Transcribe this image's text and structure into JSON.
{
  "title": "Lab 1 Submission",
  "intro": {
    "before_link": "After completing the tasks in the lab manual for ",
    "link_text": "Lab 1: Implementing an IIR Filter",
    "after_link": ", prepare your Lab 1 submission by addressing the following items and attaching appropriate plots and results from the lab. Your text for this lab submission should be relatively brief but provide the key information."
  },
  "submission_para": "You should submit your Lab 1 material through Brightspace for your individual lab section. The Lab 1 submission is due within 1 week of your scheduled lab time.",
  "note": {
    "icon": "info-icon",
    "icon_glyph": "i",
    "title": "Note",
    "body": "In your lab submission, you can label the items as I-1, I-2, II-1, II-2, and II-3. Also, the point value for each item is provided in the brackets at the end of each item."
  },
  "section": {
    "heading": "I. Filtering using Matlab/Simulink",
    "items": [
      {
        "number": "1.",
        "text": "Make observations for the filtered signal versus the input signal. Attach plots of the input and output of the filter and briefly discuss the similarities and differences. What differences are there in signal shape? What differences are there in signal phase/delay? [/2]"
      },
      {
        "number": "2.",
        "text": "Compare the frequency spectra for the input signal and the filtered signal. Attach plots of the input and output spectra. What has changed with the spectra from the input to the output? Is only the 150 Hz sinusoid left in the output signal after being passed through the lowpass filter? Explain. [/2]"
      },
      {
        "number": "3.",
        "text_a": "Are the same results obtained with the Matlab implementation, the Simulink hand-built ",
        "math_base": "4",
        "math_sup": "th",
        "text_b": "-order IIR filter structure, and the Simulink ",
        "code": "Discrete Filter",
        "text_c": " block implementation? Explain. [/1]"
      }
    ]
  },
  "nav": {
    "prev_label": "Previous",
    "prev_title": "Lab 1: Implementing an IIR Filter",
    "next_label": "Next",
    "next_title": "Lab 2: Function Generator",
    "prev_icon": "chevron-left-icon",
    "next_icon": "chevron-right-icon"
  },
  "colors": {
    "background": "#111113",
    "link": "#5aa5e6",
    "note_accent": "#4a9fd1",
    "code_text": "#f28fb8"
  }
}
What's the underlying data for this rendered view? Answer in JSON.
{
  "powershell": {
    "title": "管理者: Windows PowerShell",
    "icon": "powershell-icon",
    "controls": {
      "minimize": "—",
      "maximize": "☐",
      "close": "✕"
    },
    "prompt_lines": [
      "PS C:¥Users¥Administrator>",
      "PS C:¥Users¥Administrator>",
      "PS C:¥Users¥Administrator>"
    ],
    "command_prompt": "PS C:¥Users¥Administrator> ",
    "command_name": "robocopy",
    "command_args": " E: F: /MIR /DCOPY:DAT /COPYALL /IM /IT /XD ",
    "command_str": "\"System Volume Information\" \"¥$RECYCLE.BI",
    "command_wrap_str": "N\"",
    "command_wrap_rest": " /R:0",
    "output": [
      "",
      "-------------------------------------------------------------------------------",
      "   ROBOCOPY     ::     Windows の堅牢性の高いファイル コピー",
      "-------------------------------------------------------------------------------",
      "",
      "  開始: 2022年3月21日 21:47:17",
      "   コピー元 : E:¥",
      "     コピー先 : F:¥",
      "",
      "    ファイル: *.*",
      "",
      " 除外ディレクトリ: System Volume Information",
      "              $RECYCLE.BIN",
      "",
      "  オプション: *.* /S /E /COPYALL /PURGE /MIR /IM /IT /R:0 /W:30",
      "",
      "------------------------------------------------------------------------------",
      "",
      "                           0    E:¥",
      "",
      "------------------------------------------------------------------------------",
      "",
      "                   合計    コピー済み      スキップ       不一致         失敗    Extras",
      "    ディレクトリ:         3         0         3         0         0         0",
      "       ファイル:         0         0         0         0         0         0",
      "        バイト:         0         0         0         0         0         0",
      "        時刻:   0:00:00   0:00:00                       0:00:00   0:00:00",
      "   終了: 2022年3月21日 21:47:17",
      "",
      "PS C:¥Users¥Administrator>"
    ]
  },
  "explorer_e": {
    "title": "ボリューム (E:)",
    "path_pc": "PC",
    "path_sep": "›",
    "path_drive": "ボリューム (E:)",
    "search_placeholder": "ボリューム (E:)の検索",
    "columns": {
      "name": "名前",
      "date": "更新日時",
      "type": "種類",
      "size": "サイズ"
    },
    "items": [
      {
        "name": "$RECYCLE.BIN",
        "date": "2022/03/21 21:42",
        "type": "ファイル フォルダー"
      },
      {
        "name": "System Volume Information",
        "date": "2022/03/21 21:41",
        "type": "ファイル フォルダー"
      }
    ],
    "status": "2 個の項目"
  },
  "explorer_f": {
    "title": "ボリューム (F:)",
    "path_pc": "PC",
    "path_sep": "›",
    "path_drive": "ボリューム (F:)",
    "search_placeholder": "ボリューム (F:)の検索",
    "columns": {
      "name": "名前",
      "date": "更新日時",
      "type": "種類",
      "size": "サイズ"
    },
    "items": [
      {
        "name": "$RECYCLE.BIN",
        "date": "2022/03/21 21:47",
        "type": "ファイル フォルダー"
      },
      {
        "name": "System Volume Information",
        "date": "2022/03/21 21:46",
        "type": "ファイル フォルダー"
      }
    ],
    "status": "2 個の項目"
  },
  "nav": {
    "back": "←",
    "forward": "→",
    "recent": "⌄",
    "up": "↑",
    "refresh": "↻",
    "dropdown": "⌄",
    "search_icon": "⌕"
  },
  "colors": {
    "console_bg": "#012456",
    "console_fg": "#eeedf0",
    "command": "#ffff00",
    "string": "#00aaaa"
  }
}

++++++++

-- Requirements --
Pick out the lines containing the string "COPYALL" and show them.

-- Answer for this exercise --
    "command_args": " E: F: /MIR /DCOPY:DAT /COPYALL /IM /IT /XD ",
      "  オプション: *.* /S /E /COPYALL /PURGE /MIR /IM /IT /R:0 /W:30",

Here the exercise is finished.